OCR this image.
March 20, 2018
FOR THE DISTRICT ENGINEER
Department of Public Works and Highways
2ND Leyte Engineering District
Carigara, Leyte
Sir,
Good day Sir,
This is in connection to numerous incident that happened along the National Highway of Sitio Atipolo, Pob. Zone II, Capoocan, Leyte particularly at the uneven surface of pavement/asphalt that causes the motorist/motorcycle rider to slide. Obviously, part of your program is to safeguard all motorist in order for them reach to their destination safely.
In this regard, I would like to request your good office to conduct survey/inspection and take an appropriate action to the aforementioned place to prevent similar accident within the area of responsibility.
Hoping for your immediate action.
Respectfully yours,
────────────────────────────────────────
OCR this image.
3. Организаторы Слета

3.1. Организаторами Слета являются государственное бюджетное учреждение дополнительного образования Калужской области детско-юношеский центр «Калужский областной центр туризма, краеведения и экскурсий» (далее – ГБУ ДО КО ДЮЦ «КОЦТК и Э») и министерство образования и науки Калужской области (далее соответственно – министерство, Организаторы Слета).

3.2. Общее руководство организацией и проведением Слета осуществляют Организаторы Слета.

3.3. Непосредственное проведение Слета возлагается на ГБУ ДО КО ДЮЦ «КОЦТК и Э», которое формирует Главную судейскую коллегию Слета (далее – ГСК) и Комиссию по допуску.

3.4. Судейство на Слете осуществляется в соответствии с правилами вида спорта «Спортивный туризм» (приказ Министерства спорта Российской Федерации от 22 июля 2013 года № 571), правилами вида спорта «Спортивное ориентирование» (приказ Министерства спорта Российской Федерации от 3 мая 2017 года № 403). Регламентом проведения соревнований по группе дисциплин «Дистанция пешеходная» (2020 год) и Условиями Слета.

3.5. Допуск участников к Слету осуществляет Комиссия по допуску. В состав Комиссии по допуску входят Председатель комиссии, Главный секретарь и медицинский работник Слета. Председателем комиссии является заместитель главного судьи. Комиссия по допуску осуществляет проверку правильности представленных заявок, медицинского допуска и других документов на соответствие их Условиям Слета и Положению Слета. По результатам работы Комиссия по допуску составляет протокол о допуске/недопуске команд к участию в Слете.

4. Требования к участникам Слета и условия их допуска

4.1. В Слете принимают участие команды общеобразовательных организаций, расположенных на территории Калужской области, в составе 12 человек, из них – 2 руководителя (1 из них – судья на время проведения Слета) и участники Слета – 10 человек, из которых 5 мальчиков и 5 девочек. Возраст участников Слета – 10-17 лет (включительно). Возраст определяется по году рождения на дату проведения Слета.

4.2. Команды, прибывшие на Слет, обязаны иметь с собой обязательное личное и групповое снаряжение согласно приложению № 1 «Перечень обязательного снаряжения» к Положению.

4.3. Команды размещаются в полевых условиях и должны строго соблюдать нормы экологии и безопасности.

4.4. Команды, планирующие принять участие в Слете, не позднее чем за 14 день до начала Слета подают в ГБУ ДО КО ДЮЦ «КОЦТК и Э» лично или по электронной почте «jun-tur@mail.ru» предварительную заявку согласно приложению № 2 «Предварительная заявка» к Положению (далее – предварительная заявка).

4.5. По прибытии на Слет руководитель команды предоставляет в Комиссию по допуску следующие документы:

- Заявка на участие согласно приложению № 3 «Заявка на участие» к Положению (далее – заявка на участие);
────────────────────────────────────────
**Given exercise**.
Check each line above for "заявка" and return the ones that have it.

**Reply**.
4.4. Команды, планирующие принять участие в Слете, не позднее чем за 14 день до начала Слета подают в ГБУ ДО КО ДЮЦ «КОЦТК и Э» лично или по электронной почте «jun-tur@mail.ru» предварительную заявку согласно приложению № 2 «Предварительная заявка» к Положению (далее – предварительная заявка).
- Заявка на участие согласно приложению № 3 «Заявка на участие» к Положению (далее – заявка на участие);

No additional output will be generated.